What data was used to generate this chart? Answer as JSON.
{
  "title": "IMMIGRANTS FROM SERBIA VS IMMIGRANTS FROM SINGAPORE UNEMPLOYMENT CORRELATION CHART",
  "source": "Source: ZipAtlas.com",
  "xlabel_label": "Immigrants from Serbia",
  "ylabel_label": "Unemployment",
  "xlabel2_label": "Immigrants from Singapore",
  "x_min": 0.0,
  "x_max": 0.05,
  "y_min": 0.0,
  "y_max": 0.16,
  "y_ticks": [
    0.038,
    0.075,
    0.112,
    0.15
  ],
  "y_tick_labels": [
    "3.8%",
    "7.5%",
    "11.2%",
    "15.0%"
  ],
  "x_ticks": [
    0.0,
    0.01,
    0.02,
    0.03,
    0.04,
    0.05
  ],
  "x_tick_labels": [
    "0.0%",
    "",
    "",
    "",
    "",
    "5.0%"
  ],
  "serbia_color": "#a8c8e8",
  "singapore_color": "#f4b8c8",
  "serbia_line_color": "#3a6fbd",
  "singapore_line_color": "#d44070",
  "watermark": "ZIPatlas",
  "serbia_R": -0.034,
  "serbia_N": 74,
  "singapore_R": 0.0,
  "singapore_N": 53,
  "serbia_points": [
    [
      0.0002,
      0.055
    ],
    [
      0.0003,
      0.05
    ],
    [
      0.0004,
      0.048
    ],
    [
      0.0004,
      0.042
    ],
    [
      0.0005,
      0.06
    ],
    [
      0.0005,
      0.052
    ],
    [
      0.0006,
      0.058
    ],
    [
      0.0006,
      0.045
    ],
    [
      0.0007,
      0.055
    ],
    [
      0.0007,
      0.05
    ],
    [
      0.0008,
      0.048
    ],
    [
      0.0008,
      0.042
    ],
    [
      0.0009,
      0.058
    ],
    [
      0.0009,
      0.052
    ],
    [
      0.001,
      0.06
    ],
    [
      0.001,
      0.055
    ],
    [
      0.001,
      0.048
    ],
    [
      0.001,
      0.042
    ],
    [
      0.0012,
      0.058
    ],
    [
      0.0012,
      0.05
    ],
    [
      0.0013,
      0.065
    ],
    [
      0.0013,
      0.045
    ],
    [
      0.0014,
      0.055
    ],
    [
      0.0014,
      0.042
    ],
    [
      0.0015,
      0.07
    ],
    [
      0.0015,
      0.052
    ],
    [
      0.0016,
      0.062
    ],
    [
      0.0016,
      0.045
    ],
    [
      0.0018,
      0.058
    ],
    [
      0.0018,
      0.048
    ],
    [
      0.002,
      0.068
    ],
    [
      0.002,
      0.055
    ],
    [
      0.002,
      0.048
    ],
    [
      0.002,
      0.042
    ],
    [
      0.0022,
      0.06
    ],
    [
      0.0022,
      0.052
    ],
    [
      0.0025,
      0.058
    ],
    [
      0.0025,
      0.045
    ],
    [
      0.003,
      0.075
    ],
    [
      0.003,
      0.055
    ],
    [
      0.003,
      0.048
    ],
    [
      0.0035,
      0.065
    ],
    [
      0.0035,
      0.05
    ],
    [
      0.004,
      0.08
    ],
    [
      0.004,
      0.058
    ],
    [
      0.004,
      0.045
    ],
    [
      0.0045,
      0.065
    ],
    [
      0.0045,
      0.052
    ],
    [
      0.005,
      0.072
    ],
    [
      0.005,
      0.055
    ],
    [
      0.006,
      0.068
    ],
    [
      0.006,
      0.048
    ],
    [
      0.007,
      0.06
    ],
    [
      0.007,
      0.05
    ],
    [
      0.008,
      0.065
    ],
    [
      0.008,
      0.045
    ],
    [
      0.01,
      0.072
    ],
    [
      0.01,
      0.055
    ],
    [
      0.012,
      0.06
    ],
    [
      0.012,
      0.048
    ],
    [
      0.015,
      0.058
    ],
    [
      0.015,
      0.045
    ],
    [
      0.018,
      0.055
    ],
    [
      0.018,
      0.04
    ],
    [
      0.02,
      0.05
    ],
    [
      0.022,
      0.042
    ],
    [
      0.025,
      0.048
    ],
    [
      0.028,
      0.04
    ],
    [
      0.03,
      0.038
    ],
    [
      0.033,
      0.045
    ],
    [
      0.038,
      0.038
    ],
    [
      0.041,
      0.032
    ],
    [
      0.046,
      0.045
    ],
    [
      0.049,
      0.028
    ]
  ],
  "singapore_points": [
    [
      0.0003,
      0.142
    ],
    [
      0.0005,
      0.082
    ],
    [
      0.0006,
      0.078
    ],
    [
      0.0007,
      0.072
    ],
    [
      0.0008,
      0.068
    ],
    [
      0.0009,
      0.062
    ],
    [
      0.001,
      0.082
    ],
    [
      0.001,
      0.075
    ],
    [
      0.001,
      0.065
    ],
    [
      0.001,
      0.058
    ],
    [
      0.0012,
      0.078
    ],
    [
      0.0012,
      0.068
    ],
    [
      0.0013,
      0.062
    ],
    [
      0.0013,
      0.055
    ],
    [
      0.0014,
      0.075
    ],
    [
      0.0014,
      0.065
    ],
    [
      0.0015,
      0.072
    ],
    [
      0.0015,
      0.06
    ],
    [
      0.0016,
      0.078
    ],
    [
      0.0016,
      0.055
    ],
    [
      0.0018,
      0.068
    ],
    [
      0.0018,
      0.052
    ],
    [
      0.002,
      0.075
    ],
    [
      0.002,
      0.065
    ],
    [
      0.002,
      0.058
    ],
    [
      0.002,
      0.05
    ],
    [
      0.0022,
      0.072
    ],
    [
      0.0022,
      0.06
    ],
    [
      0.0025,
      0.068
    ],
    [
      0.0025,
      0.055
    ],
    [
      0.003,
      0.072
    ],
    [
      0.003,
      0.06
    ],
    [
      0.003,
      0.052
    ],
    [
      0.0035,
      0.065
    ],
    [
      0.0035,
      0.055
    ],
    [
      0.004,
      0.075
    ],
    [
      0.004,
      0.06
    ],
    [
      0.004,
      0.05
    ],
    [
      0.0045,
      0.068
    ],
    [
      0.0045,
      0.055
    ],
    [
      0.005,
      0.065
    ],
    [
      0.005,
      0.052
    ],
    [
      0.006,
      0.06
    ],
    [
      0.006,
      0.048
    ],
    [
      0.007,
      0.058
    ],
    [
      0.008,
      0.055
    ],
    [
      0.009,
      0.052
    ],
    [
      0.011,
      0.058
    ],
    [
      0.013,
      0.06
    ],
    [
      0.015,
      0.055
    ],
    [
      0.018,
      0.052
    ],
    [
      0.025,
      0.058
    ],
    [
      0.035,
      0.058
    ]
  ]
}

————

| REQUIRED WORK |
Write out all of the records once more, exactly.

| EXERCISE SOLUTION |
What data was used to generate this chart? Answer as JSON.
{
  "title": "IMMIGRANTS FROM SERBIA VS IMMIGRANTS FROM SINGAPORE UNEMPLOYMENT CORRELATION CHART",
  "source": "Source: ZipAtlas.com",
  "xlabel_label": "Immigrants from Serbia",
  "ylabel_label": "Unemployment",
  "xlabel2_label": "Immigrants from Singapore",
  "x_min": 0.0,
  "x_max": 0.05,
  "y_min": 0.0,
  "y_max": 0.16,
  "y_ticks": [
    0.038,
    0.075,
    0.112,
    0.15
  ],
  "y_tick_labels": [
    "3.8%",
    "7.5%",
    "11.2%",
    "15.0%"
  ],
  "x_ticks": [
    0.0,
    0.01,
    0.02,
    0.03,
    0.04,
    0.05
  ],
  "x_tick_labels": [
    "0.0%",
    "",
    "",
    "",
    "",
    "5.0%"
  ],
  "serbia_color": "#a8c8e8",
  "singapore_color": "#f4b8c8",
  "serbia_line_color": "#3a6fbd",
  "singapore_line_color": "#d44070",
  "watermark": "ZIPatlas",
  "serbia_R": -0.034,
  "serbia_N": 74,
  "singapore_R": 0.0,
  "singapore_N": 53,
  "serbia_points": [
    [
      0.0002,
      0.055
    ],
    [
      0.0003,
      0.05
    ],
    [
      0.0004,
      0.048
    ],
    [
      0.0004,
      0.042
    ],
    [
      0.0005,
      0.06
    ],
    [
      0.0005,
      0.052
    ],
    [
      0.0006,
      0.058
    ],
    [
      0.0006,
      0.045
    ],
    [
      0.0007,
      0.055
    ],
    [
      0.0007,
      0.05
    ],
    [
      0.0008,
      0.048
    ],
    [
      0.0008,
      0.042
    ],
    [
      0.0009,
      0.058
    ],
    [
      0.0009,
      0.052
    ],
    [
      0.001,
      0.06
    ],
    [
      0.001,
      0.055
    ],
    [
      0.001,
      0.048
    ],
    [
      0.001,
      0.042
    ],
    [
      0.0012,
      0.058
    ],
    [
      0.0012,
      0.05
    ],
    [
      0.0013,
      0.065
    ],
    [
      0.0013,
      0.045
    ],
    [
      0.0014,
      0.055
    ],
    [
      0.0014,
      0.042
    ],
    [
      0.0015,
      0.07
    ],
    [
      0.0015,
      0.052
    ],
    [
      0.0016,
      0.062
    ],
    [
      0.0016,
      0.045
    ],
    [
      0.0018,
      0.058
    ],
    [
      0.0018,
      0.048
    ],
    [
      0.002,
      0.068
    ],
    [
      0.002,
      0.055
    ],
    [
      0.002,
      0.048
    ],
    [
      0.002,
      0.042
    ],
    [
      0.0022,
      0.06
    ],
    [
      0.0022,
      0.052
    ],
    [
      0.0025,
      0.058
    ],
    [
      0.0025,
      0.045
    ],
    [
      0.003,
      0.075
    ],
    [
      0.003,
      0.055
    ],
    [
      0.003,
      0.048
    ],
    [
      0.0035,
      0.065
    ],
    [
      0.0035,
      0.05
    ],
    [
      0.004,
      0.08
    ],
    [
      0.004,
      0.058
    ],
    [
      0.004,
      0.045
    ],
    [
      0.0045,
      0.065
    ],
    [
      0.0045,
      0.052
    ],
    [
      0.005,
      0.072
    ],
    [
      0.005,
      0.055
    ],
    [
      0.006,
      0.068
    ],
    [
      0.006,
      0.048
    ],
    [
      0.007,
      0.06
    ],
    [
      0.007,
      0.05
    ],
    [
      0.008,
      0.065
    ],
    [
      0.008,
      0.045
    ],
    [
      0.01,
      0.072
    ],
    [
      0.01,
      0.055
    ],
    [
      0.012,
      0.06
    ],
    [
      0.012,
      0.048
    ],
    [
      0.015,
      0.058
    ],
    [
      0.015,
      0.045
    ],
    [
      0.018,
      0.055
    ],
    [
      0.018,
      0.04
    ],
    [
      0.02,
      0.05
    ],
    [
      0.022,
      0.042
    ],
    [
      0.025,
      0.048
    ],
    [
      0.028,
      0.04
    ],
    [
      0.03,
      0.038
    ],
    [
      0.033,
      0.045
    ],
    [
      0.038,
      0.038
    ],
    [
      0.041,
      0.032
    ],
    [
      0.046,
      0.045
    ],
    [
      0.049,
      0.028
    ]
  ],
  "singapore_points": [
    [
      0.0003,
      0.142
    ],
    [
      0.0005,
      0.082
    ],
    [
      0.0006,
      0.078
    ],
    [
      0.0007,
      0.072
    ],
    [
      0.0008,
      0.068
    ],
    [
      0.0009,
      0.062
    ],
    [
      0.001,
      0.082
    ],
    [
      0.001,
      0.075
    ],
    [
      0.001,
      0.065
    ],
    [
      0.001,
      0.058
    ],
    [
      0.0012,
      0.078
    ],
    [
      0.0012,
      0.068
    ],
    [
      0.0013,
      0.062
    ],
    [
      0.0013,
      0.055
    ],
    [
      0.0014,
      0.075
    ],
    [
      0.0014,
      0.065
    ],
    [
      0.0015,
      0.072
    ],
    [
      0.0015,
      0.06
    ],
    [
      0.0016,
      0.078
    ],
    [
      0.0016,
      0.055
    ],
    [
      0.0018,
      0.068
    ],
    [
      0.0018,
      0.052
    ],
    [
      0.002,
      0.075
    ],
    [
      0.002,
      0.065
    ],
    [
      0.002,
      0.058
    ],
    [
      0.002,
      0.05
    ],
    [
      0.0022,
      0.072
    ],
    [
      0.0022,
      0.06
    ],
    [
      0.0025,
      0.068
    ],
    [
      0.0025,
      0.055
    ],
    [
      0.003,
      0.072
    ],
    [
      0.003,
      0.06
    ],
    [
      0.003,
      0.052
    ],
    [
      0.0035,
      0.065
    ],
    [
      0.0035,
      0.055
    ],
    [
      0.004,
      0.075
    ],
    [
      0.004,
      0.06
    ],
    [
      0.004,
      0.05
    ],
    [
      0.0045,
      0.068
    ],
    [
      0.0045,
      0.055
    ],
    [
      0.005,
      0.065
    ],
    [
      0.005,
      0.052
    ],
    [
      0.006,
      0.06
    ],
    [
      0.006,
      0.048
    ],
    [
      0.007,
      0.058
    ],
    [
      0.008,
      0.055
    ],
    [
      0.009,
      0.052
    ],
    [
      0.011,
      0.058
    ],
    [
      0.013,
      0.06
    ],
    [
      0.015,
      0.055
    ],
    [
      0.018,
      0.052
    ],
    [
      0.025,
      0.058
    ],
    [
      0.035,
      0.058
    ]
  ]
}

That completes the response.